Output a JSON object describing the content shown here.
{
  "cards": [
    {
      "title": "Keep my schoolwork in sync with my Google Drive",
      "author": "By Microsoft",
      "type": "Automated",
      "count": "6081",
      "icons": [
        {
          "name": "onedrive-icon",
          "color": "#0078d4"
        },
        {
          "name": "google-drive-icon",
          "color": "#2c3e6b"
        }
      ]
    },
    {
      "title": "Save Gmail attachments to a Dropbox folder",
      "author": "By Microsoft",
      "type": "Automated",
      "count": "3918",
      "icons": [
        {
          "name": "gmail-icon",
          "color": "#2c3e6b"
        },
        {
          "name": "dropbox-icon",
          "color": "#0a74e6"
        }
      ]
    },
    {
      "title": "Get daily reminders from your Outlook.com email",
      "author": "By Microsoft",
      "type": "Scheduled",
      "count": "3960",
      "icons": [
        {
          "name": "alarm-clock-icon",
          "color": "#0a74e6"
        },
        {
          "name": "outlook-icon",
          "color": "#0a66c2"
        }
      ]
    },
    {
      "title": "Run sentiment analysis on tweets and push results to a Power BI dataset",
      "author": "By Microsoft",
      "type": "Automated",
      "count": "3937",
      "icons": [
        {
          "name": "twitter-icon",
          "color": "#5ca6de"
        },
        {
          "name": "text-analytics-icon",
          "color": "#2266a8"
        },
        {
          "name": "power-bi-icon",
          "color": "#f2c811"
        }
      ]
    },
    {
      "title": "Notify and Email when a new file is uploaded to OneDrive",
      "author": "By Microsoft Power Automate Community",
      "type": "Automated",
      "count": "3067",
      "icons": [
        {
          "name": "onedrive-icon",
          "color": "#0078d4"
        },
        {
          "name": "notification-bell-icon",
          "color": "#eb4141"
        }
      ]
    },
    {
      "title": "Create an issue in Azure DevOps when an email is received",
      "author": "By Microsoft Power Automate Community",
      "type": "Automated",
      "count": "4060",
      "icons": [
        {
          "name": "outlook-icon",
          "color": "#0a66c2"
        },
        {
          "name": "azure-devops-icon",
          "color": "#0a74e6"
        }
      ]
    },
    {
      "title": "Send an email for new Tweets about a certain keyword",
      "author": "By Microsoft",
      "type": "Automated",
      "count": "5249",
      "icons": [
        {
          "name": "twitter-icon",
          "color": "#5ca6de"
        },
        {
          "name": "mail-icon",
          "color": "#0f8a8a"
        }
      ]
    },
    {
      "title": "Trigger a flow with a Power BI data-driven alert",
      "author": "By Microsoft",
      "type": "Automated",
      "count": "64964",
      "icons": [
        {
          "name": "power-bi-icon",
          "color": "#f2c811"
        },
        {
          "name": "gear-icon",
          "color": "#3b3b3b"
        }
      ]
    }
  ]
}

::::::

* Directions for this task:
From the records above, pick out and copy each line holding the word "with".

* Task response:
      "title": "Keep my schoolwork in sync with my Google Drive",
      "title": "Trigger a flow with a Power BI data-driven alert",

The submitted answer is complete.